| Brief |
Scan the listing below. Report each line that includes "характеристики".

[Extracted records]
*****
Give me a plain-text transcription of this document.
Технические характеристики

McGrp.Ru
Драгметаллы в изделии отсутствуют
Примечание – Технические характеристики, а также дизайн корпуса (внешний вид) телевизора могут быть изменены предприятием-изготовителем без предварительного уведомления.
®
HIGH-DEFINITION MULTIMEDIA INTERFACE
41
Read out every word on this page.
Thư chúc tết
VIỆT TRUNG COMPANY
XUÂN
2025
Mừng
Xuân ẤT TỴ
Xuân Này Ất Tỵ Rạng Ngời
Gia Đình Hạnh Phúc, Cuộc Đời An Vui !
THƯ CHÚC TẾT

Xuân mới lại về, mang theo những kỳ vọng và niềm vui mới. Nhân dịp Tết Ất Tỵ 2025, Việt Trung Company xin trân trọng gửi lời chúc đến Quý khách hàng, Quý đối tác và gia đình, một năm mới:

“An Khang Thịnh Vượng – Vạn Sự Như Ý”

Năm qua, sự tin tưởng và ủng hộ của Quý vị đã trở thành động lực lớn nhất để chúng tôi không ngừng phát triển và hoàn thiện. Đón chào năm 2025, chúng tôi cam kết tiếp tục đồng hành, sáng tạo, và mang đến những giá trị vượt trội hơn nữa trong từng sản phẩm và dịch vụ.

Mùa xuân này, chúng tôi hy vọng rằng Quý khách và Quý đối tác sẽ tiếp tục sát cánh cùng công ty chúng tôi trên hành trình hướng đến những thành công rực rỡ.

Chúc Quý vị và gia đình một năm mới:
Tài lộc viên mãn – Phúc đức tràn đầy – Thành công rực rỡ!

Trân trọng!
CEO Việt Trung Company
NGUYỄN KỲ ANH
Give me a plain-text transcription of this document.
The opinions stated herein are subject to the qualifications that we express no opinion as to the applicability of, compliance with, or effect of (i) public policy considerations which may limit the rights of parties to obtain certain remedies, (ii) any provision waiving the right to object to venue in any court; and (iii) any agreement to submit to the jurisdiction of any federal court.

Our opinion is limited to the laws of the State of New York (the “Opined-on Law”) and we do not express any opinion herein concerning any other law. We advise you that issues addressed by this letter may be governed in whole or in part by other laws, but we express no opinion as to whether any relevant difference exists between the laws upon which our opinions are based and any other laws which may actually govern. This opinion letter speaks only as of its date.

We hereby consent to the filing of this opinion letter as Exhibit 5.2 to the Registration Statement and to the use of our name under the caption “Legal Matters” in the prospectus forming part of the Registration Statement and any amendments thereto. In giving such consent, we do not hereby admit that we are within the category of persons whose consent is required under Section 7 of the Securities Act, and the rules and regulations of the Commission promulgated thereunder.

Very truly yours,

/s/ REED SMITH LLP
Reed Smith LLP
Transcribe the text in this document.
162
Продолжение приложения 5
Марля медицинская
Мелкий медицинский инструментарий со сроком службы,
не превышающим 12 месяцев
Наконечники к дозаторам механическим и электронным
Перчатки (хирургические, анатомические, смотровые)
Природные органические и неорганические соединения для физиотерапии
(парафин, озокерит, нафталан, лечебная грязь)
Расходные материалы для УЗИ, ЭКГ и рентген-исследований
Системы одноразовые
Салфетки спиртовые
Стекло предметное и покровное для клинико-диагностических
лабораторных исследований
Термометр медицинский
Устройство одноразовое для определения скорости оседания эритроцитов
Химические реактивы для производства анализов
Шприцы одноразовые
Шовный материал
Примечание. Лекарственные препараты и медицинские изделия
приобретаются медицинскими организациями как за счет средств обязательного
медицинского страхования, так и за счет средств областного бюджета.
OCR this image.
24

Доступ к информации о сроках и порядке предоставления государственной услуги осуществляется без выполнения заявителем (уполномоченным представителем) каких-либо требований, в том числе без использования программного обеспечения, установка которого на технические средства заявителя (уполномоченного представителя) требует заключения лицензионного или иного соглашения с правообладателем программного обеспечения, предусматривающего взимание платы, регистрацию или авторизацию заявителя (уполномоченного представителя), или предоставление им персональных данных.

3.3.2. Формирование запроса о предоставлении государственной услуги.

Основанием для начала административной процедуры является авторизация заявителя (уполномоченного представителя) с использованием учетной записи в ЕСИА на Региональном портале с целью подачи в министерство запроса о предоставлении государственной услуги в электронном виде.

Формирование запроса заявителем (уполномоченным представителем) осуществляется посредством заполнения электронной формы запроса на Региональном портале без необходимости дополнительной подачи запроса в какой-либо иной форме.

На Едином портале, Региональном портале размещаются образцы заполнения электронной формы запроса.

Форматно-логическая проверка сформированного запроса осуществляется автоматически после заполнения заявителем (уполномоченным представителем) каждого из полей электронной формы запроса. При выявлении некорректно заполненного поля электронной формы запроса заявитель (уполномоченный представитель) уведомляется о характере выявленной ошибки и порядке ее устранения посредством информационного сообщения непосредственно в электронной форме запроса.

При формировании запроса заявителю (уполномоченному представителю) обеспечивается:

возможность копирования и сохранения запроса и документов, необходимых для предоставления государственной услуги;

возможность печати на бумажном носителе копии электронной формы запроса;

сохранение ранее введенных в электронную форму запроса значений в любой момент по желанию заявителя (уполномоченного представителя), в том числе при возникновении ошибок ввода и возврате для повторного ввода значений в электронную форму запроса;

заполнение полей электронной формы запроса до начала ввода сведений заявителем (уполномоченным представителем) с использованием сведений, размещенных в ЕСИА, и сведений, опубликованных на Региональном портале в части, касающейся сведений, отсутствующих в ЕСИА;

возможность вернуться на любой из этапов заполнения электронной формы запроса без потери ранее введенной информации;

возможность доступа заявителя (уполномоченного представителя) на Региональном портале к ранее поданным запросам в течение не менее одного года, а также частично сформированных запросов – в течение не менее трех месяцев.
*****
| Full response |
Технические характеристики
Примечание – Технические характеристики, а также дизайн корпуса (внешний вид) телевизора могут быть изменены предприятием-изготовителем без предварительного уведомления.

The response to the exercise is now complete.